## INSTRUCTIONS FOR THE TASK
Extract the lines of the listing from its first line through the line containing "The section line 14- 14 is at (161, 445).", both ends included, and reproduce them verbatim.

━━━━━ DATASET EXTRACT

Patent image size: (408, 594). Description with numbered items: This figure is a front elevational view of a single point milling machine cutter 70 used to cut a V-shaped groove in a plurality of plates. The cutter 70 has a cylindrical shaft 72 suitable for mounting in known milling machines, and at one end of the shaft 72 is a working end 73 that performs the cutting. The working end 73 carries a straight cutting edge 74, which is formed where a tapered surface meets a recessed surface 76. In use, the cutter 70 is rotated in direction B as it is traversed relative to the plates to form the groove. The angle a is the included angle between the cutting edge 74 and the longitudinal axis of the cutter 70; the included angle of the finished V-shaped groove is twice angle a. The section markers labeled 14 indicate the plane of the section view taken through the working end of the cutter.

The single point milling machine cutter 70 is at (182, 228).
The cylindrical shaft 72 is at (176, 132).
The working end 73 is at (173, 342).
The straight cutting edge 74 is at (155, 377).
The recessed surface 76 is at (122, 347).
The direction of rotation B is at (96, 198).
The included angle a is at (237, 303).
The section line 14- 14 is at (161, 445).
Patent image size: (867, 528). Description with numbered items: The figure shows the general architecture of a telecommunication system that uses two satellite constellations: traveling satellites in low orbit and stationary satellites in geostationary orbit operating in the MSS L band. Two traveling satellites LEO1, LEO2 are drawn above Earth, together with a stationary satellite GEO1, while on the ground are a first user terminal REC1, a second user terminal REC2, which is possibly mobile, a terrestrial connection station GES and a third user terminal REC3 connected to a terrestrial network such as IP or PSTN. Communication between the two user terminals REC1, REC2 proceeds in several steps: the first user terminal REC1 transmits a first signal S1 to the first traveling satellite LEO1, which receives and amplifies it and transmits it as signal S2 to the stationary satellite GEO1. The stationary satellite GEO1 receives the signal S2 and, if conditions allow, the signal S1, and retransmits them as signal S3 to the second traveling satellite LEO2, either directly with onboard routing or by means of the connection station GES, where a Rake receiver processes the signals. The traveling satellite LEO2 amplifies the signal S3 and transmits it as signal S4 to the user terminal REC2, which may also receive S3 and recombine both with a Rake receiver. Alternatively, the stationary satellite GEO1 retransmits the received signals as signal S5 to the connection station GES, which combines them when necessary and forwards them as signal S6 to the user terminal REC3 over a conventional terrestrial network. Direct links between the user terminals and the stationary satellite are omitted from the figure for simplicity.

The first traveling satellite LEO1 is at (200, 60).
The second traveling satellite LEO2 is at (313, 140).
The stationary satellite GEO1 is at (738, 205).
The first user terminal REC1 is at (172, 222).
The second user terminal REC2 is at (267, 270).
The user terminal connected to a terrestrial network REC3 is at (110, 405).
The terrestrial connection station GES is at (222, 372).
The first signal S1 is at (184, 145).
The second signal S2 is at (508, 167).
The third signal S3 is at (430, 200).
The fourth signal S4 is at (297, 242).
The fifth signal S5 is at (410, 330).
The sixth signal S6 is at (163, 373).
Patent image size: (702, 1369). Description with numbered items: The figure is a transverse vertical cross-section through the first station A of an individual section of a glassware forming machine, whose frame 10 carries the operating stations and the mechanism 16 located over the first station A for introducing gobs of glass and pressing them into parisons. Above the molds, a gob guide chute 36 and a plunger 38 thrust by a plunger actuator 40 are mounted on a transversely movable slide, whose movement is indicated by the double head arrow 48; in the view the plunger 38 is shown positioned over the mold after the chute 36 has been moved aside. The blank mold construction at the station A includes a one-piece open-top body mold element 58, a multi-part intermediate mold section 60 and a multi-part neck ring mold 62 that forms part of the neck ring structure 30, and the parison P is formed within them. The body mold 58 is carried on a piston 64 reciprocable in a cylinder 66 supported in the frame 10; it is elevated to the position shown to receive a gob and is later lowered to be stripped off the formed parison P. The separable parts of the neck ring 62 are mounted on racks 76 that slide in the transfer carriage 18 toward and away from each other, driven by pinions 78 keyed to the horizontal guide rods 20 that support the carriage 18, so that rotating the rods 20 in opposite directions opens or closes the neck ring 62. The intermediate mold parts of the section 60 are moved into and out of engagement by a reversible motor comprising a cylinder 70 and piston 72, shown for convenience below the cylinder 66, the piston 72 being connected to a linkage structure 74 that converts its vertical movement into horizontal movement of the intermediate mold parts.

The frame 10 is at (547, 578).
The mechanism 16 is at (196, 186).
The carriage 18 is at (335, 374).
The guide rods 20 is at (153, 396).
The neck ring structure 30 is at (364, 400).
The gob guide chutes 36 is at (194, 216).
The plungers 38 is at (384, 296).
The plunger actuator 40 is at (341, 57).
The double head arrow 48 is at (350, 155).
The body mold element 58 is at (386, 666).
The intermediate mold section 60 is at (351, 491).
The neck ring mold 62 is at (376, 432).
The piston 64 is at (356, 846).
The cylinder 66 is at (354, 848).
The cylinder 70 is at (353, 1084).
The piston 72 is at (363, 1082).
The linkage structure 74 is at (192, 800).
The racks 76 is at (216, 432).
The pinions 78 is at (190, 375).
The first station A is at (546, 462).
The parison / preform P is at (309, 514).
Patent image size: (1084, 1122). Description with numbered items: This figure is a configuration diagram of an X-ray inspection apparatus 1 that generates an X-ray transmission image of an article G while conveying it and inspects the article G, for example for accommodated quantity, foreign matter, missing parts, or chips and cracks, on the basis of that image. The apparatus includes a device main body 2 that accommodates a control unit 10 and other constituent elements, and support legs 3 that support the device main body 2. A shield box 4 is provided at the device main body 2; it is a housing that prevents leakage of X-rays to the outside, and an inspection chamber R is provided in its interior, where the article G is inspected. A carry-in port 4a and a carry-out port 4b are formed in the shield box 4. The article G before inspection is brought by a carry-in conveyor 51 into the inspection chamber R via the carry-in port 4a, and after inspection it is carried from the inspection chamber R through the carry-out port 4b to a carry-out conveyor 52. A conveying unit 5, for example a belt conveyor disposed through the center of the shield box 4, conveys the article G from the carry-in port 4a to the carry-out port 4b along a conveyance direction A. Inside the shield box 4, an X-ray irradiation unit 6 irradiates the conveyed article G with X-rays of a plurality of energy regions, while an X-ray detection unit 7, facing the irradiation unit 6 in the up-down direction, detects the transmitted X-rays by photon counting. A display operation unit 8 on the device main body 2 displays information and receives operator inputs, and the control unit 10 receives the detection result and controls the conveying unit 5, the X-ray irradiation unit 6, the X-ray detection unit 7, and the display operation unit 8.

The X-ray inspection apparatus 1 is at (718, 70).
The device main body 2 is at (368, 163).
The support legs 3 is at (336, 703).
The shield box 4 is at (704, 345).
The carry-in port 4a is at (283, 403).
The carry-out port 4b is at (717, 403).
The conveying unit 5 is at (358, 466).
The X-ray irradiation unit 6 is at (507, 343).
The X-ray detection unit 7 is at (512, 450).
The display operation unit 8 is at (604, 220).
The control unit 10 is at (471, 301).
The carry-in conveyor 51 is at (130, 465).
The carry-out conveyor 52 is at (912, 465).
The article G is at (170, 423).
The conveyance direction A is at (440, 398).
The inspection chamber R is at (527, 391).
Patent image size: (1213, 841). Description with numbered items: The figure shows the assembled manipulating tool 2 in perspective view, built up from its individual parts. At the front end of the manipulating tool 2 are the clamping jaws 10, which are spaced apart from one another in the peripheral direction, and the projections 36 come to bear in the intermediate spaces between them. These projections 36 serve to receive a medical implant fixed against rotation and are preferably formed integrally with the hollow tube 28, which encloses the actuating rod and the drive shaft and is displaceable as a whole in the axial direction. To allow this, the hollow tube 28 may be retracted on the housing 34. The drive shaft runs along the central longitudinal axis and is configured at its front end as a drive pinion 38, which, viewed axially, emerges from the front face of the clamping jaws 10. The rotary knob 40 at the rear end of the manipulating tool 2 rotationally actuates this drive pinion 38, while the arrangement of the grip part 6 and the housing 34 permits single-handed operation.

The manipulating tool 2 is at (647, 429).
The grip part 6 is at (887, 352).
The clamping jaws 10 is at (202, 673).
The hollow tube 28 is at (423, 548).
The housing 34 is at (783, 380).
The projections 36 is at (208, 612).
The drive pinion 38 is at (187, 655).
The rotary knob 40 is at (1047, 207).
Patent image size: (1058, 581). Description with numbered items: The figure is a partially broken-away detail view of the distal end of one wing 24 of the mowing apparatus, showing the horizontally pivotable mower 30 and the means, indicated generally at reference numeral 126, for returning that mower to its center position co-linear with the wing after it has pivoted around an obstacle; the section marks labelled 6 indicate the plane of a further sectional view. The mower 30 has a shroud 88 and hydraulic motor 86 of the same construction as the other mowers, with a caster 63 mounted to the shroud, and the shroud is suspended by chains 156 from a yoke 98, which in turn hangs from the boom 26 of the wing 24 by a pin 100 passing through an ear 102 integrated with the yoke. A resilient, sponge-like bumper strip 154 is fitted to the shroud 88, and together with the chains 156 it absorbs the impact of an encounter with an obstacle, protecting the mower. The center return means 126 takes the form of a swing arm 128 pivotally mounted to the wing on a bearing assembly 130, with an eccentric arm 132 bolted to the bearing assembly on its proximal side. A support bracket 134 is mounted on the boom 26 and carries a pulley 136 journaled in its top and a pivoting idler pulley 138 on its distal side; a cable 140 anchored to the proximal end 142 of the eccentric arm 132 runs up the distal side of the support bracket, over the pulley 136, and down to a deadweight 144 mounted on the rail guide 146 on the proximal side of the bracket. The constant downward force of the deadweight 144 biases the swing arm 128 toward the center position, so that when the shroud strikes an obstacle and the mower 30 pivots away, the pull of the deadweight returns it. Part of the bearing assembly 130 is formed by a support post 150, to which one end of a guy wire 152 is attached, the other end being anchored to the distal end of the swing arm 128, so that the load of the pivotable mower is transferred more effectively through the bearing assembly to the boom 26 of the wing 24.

━━━━━━━━━━

## RESULT FOR THIS TASK
Patent image size: (408, 594). Description with numbered items: This figure is a front elevational view of a single point milling machine cutter 70 used to cut a V-shaped groove in a plurality of plates. The cutter 70 has a cylindrical shaft 72 suitable for mounting in known milling machines, and at one end of the shaft 72 is a working end 73 that performs the cutting. The working end 73 carries a straight cutting edge 74, which is formed where a tapered surface meets a recessed surface 76. In use, the cutter 70 is rotated in direction B as it is traversed relative to the plates to form the groove. The angle a is the included angle between the cutting edge 74 and the longitudinal axis of the cutter 70; the included angle of the finished V-shaped groove is twice angle a. The section markers labeled 14 indicate the plane of the section view taken through the working end of the cutter.

The single point milling machine cutter 70 is at (182, 228).
The cylindrical shaft 72 is at (176, 132).
The working end 73 is at (173, 342).
The straight cutting edge 74 is at (155, 377).
The recessed surface 76 is at (122, 347).
The direction of rotation B is at (96, 198).
The included angle a is at (237, 303).
The section line 14- 14 is at (161, 445).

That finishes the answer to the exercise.